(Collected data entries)
--- Begin ---
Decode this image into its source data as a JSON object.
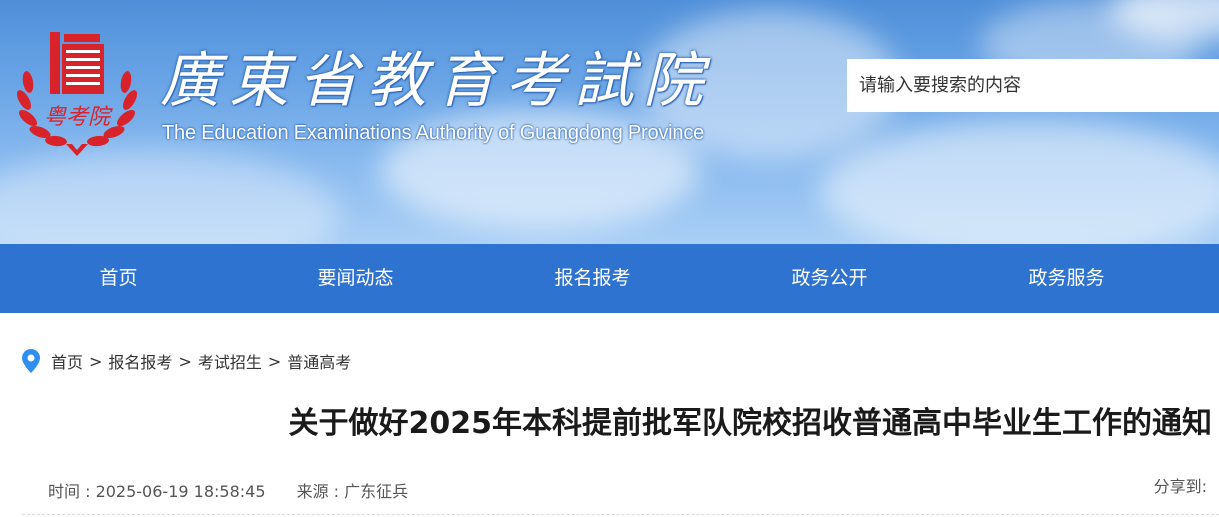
{
  "header": {
    "site_title": "廣東省教育考試院",
    "site_subtitle": "The Education Examinations Authority of Guangdong Province",
    "emblem_text": "粤考院",
    "brand_red": "#d9232a"
  },
  "search": {
    "placeholder": "请输入要搜索的内容"
  },
  "nav": {
    "items": [
      "首页",
      "要闻动态",
      "报名报考",
      "政务公开",
      "政务服务"
    ],
    "background": "#2e73cf"
  },
  "breadcrumb": {
    "items": [
      "首页",
      "报名报考",
      "考试招生",
      "普通高考"
    ],
    "separator": ">"
  },
  "article": {
    "title": "关于做好2025年本科提前批军队院校招收普通高中毕业生工作的通知",
    "time_label": "时间 : 2025-06-19 18:58:45",
    "source_label": "来源 : 广东征兵",
    "share_label": "分享到:"
  },
  "icons": {
    "location": "location-pin-icon"
  }
}
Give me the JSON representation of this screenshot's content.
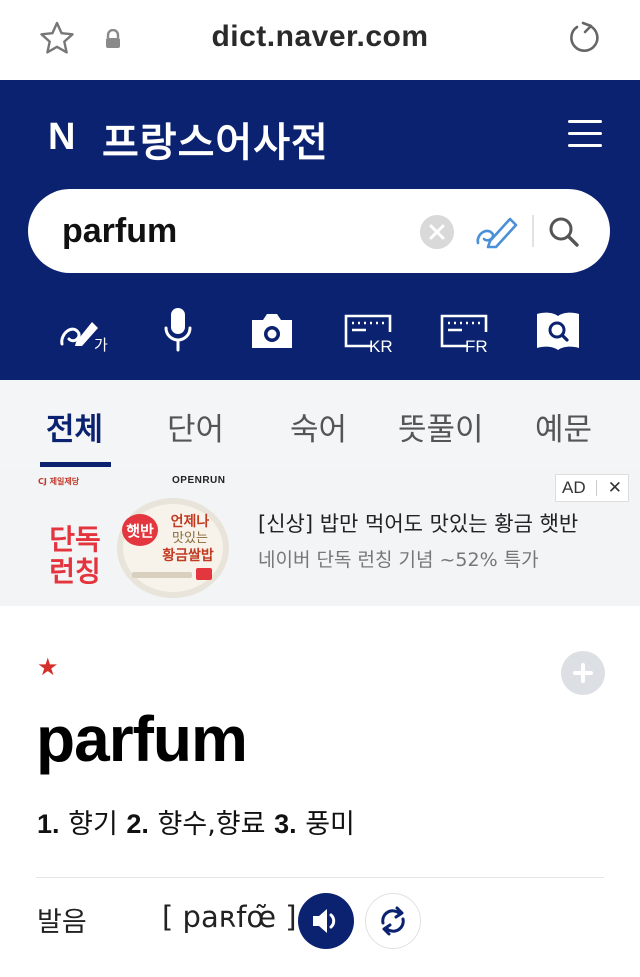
{
  "browser": {
    "url": "dict.naver.com"
  },
  "header": {
    "logo": "N",
    "title": "프랑스어사전"
  },
  "search": {
    "query": "parfum"
  },
  "tools": {
    "handwriting_ko_label": "가",
    "keyboard_kr_label": "KR",
    "keyboard_fr_label": "FR"
  },
  "tabs": [
    {
      "label": "전체",
      "active": true
    },
    {
      "label": "단어",
      "active": false
    },
    {
      "label": "숙어",
      "active": false
    },
    {
      "label": "뜻풀이",
      "active": false
    },
    {
      "label": "예문",
      "active": false
    }
  ],
  "ad": {
    "badge": "AD",
    "close": "✕",
    "brand_small": "CJ 제일제당",
    "brand": "OPENRUN",
    "promo_line1": "단독",
    "promo_line2": "런칭",
    "product_label": "햇반",
    "product_name_line1": "언제나",
    "product_name_line2": "맛있는",
    "product_name_line3": "황금쌀밥",
    "title": "[신상] 밥만 먹어도 맛있는 황금 햇반",
    "description": "네이버 단독 런칭 기념 ~52% 특가"
  },
  "entry": {
    "headword": "parfum",
    "meanings": [
      {
        "num": "1.",
        "text": "향기"
      },
      {
        "num": "2.",
        "text": "향수,향료"
      },
      {
        "num": "3.",
        "text": "풍미"
      }
    ],
    "pronunciation_label": "발음",
    "pronunciation": "[ paʀfœ̃ ]"
  },
  "colors": {
    "header_bg": "#0b2270",
    "accent": "#0b2270",
    "star": "#d3302c",
    "promo_red": "#e4353f"
  }
}
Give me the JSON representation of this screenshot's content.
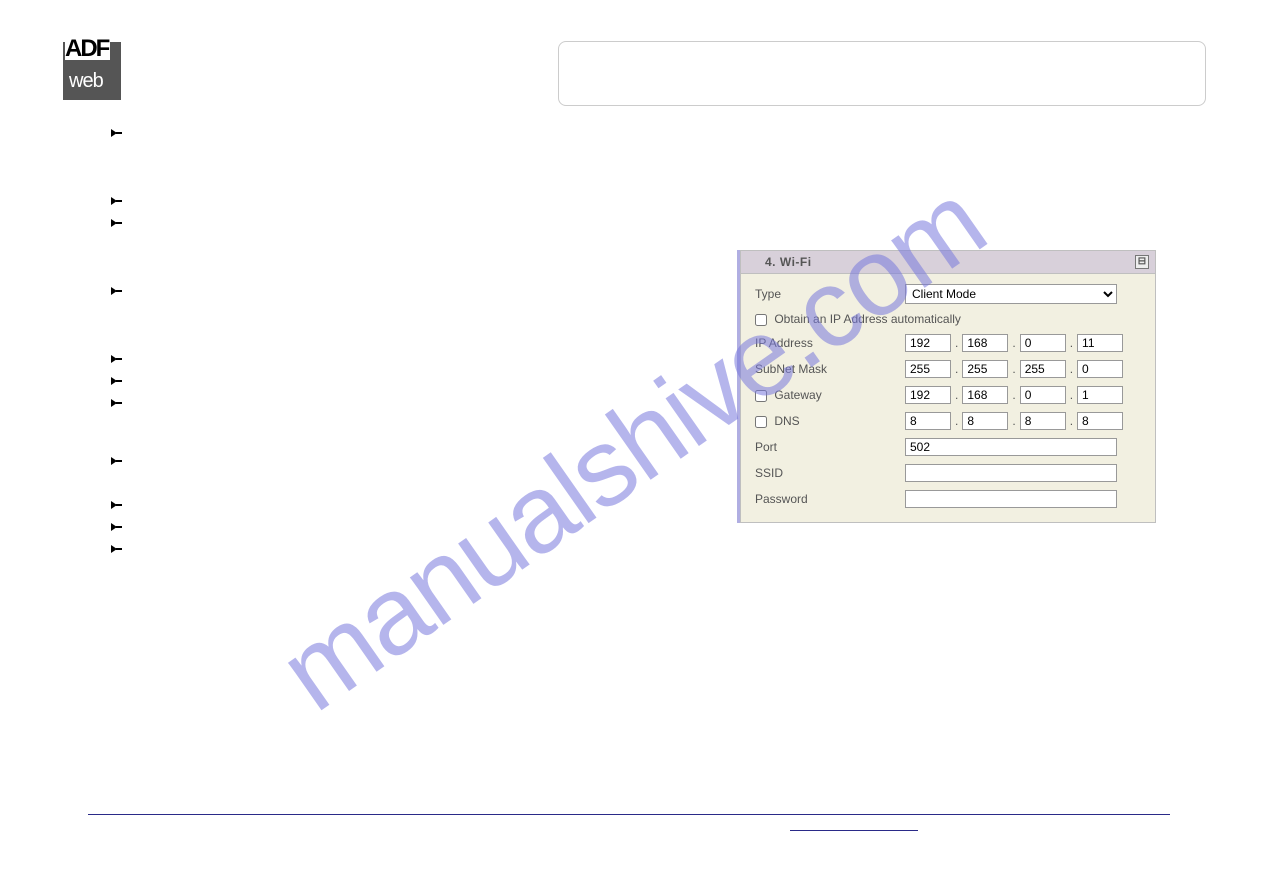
{
  "watermark": "manualshive.com",
  "logo": {
    "top": "ADF",
    "bottom": "web"
  },
  "wifi": {
    "title": "4. Wi-Fi",
    "type_label": "Type",
    "type_value": "Client Mode",
    "obtain_label": "Obtain an IP Address automatically",
    "ip_label": "IP Address",
    "ip": [
      "192",
      "168",
      "0",
      "11"
    ],
    "subnet_label": "SubNet Mask",
    "subnet": [
      "255",
      "255",
      "255",
      "0"
    ],
    "gateway_label": "Gateway",
    "gateway": [
      "192",
      "168",
      "0",
      "1"
    ],
    "dns_label": "DNS",
    "dns": [
      "8",
      "8",
      "8",
      "8"
    ],
    "port_label": "Port",
    "port": "502",
    "ssid_label": "SSID",
    "ssid": "",
    "password_label": "Password",
    "password": "",
    "minimize_glyph": "⊟"
  },
  "bullets": {
    "items": [
      "",
      "",
      "",
      "",
      "",
      "",
      "",
      "",
      "",
      "",
      ""
    ]
  }
}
--- End ---
--- SET PROBLEM ---
From the records, copy every line that has the string "Address" in it.

--- OUTPUT OF THE TASK ---
    "obtain_label": "Obtain an IP Address automatically",
    "ip_label": "IP Address",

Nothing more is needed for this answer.